- **Short task**:
Starting with the first line of the data below, reproduce it word for word, and stop after the line that contains "action-memo-cover: Action Memo".
** START OF Supplied records **
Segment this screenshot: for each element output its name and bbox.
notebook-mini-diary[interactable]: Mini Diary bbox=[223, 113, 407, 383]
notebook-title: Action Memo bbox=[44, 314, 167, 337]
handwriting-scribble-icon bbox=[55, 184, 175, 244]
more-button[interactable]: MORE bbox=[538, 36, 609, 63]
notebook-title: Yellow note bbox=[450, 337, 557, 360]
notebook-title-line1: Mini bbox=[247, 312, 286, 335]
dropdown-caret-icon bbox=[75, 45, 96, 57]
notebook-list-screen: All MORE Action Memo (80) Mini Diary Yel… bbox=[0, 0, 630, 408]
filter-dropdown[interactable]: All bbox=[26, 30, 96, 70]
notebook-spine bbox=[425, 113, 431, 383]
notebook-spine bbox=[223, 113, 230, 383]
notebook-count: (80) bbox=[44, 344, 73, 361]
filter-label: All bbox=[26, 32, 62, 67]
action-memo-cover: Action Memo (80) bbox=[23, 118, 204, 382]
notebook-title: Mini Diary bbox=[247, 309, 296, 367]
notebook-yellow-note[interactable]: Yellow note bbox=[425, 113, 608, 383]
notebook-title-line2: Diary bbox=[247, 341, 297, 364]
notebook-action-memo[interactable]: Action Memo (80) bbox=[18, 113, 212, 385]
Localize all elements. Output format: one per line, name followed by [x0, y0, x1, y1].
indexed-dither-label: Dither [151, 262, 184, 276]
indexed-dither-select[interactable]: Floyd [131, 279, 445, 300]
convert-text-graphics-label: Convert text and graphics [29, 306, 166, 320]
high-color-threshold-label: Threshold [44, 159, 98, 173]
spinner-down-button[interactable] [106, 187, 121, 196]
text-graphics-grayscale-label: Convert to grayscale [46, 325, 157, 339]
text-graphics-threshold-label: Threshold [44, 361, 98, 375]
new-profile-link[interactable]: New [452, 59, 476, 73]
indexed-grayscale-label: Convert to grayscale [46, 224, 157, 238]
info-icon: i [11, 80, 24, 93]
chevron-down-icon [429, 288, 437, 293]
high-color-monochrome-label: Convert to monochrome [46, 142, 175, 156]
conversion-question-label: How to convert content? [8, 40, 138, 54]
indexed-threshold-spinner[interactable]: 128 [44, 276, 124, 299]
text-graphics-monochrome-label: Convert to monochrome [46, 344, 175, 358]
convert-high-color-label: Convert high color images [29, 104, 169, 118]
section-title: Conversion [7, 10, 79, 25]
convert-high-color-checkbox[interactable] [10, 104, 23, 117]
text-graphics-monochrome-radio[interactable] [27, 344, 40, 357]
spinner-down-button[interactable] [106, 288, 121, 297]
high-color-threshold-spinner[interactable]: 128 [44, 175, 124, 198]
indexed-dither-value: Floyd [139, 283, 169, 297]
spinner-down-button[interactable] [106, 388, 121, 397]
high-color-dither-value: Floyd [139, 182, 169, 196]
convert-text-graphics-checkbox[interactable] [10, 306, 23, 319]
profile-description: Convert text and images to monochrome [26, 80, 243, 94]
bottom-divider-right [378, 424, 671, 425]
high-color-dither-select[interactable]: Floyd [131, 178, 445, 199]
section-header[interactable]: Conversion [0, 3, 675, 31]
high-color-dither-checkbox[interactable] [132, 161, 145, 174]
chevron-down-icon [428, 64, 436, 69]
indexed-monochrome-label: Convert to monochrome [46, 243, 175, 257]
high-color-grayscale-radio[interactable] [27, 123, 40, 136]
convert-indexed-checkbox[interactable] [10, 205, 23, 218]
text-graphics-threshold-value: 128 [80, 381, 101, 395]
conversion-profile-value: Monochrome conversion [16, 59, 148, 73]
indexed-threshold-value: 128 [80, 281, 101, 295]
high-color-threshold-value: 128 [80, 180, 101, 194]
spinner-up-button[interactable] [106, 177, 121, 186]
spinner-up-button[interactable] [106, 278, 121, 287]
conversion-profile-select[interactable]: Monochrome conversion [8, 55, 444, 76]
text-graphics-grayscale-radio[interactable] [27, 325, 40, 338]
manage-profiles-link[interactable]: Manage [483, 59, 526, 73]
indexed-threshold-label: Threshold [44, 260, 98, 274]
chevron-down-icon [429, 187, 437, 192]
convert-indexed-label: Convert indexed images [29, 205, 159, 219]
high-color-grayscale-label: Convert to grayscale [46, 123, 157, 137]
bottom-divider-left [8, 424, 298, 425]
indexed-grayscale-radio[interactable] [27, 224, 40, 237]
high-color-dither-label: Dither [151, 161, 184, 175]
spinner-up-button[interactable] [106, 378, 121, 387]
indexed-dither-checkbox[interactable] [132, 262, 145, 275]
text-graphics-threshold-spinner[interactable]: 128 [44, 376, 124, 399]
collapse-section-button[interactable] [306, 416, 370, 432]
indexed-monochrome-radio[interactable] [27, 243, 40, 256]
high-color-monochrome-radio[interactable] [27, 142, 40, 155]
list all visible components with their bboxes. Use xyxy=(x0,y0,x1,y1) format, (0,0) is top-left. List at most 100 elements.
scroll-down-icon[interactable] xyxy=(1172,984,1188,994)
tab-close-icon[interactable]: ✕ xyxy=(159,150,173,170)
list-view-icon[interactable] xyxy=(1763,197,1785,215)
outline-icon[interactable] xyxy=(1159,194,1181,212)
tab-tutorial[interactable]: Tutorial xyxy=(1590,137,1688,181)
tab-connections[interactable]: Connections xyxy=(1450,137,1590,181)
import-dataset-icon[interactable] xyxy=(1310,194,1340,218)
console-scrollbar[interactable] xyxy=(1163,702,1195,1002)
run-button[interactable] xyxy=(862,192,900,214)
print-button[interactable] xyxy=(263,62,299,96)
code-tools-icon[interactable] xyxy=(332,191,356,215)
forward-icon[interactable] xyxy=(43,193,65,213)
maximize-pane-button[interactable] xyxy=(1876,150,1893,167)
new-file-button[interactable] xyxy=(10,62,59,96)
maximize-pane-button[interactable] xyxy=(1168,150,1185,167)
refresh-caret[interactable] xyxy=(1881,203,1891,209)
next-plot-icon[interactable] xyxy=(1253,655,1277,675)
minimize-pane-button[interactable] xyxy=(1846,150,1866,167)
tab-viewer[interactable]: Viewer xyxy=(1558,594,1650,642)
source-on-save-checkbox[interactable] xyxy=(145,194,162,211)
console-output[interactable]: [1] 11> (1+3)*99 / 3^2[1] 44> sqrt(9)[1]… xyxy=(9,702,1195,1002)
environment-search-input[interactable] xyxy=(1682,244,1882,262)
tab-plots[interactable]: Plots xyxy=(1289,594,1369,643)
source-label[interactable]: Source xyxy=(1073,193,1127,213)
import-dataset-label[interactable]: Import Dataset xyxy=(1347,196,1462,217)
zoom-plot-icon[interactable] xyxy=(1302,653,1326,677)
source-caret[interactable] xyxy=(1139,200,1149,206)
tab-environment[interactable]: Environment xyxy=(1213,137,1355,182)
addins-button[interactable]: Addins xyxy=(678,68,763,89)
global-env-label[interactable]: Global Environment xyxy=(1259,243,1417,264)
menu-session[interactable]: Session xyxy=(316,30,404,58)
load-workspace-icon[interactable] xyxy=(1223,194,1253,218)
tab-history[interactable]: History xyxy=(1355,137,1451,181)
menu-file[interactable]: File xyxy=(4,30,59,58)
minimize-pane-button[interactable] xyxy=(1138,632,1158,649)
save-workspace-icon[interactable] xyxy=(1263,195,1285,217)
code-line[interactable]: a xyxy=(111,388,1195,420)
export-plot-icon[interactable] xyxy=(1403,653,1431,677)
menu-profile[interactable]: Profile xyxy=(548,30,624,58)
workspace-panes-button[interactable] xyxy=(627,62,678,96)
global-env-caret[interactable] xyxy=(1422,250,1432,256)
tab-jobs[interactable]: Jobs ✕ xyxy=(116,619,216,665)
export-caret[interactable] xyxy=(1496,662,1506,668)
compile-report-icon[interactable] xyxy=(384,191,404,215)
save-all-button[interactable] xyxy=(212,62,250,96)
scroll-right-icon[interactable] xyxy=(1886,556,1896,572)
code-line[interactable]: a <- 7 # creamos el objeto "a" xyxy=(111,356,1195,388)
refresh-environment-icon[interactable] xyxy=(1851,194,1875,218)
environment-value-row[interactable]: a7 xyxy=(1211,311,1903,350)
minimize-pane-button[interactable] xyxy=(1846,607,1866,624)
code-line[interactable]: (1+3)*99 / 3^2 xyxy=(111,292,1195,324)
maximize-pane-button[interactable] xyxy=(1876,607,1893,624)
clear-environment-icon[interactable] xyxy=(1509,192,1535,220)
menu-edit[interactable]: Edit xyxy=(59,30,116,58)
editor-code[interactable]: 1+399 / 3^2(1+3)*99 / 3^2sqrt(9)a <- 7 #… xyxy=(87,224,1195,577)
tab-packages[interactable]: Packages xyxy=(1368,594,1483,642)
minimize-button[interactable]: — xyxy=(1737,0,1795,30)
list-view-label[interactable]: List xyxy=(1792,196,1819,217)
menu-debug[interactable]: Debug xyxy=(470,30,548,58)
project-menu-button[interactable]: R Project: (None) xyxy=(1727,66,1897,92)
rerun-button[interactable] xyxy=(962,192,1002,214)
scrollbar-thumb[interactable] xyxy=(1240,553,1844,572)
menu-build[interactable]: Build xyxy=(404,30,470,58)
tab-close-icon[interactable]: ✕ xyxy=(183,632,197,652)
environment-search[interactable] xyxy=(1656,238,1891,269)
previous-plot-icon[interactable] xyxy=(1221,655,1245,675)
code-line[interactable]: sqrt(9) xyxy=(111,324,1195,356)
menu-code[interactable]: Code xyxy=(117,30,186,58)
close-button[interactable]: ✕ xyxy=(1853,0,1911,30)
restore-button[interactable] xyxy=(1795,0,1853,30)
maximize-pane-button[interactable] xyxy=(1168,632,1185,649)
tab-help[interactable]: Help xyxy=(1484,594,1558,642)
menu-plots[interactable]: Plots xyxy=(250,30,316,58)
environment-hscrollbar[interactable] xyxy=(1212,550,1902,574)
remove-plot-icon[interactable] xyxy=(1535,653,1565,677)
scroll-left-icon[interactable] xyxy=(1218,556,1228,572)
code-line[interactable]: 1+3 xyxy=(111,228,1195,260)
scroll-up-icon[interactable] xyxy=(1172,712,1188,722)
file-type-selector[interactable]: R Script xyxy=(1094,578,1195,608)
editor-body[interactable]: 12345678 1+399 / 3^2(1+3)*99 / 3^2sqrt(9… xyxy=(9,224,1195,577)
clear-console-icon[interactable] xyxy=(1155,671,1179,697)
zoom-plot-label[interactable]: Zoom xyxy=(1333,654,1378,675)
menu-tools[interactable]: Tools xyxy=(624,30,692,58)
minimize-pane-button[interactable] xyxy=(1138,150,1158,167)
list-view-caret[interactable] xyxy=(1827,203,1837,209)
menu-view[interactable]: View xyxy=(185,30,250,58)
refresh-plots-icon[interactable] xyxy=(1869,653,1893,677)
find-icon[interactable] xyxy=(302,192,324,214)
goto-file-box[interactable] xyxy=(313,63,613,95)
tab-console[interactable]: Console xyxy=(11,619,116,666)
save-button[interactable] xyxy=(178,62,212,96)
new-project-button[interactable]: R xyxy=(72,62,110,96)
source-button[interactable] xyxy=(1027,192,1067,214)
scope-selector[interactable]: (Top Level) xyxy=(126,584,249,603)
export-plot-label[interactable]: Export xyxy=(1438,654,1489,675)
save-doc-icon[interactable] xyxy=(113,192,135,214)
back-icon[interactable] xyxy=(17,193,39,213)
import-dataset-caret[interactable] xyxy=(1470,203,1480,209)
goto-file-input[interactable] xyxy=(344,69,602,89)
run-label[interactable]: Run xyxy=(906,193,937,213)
** END OF Supplied records **
- **Task result**:
Segment this screenshot: for each element output its name and bbox.
notebook-mini-diary[interactable]: Mini Diary bbox=[223, 113, 407, 383]
notebook-title: Action Memo bbox=[44, 314, 167, 337]
handwriting-scribble-icon bbox=[55, 184, 175, 244]
more-button[interactable]: MORE bbox=[538, 36, 609, 63]
notebook-title: Yellow note bbox=[450, 337, 557, 360]
notebook-title-line1: Mini bbox=[247, 312, 286, 335]
dropdown-caret-icon bbox=[75, 45, 96, 57]
notebook-list-screen: All MORE Action Memo (80) Mini Diary Yel… bbox=[0, 0, 630, 408]
filter-dropdown[interactable]: All bbox=[26, 30, 96, 70]
notebook-spine bbox=[425, 113, 431, 383]
notebook-spine bbox=[223, 113, 230, 383]
notebook-count: (80) bbox=[44, 344, 73, 361]
filter-label: All bbox=[26, 32, 62, 67]
action-memo-cover: Action Memo (80) bbox=[23, 118, 204, 382]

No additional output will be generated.